##### PROVIDED INFORMATION

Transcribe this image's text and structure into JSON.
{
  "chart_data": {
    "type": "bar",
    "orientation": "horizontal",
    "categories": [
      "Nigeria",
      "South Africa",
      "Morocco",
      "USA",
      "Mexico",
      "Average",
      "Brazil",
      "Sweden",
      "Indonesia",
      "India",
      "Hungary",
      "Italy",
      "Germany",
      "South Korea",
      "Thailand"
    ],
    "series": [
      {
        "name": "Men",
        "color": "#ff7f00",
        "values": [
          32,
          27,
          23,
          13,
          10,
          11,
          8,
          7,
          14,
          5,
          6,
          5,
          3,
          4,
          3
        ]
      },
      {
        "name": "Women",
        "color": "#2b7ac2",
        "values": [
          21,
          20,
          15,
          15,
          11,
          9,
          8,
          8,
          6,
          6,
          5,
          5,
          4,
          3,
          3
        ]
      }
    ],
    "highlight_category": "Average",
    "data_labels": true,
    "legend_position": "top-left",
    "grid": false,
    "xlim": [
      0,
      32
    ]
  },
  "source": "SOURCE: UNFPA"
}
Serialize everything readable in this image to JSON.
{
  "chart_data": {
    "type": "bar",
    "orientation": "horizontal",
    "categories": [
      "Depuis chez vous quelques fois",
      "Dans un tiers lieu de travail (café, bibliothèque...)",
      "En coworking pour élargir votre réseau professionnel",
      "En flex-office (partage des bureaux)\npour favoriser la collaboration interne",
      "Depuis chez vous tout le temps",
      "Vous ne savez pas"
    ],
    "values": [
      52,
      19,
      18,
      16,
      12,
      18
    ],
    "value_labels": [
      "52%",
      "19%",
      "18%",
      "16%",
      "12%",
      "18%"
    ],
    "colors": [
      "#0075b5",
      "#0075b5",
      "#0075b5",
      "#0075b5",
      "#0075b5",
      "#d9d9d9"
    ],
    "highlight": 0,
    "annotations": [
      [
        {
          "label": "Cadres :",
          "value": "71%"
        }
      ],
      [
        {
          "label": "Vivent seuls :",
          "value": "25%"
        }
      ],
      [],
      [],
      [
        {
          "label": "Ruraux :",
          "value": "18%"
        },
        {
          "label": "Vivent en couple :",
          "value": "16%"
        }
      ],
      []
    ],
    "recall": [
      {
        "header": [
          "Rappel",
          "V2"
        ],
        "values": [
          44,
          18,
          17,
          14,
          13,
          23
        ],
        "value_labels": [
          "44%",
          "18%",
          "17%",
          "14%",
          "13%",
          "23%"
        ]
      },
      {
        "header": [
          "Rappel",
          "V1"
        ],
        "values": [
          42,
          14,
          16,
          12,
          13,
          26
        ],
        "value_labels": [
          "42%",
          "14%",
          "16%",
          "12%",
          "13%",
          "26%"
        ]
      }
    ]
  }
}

##########

Across the entries, how many lines hold the word "Vivent"? Say only the number.

2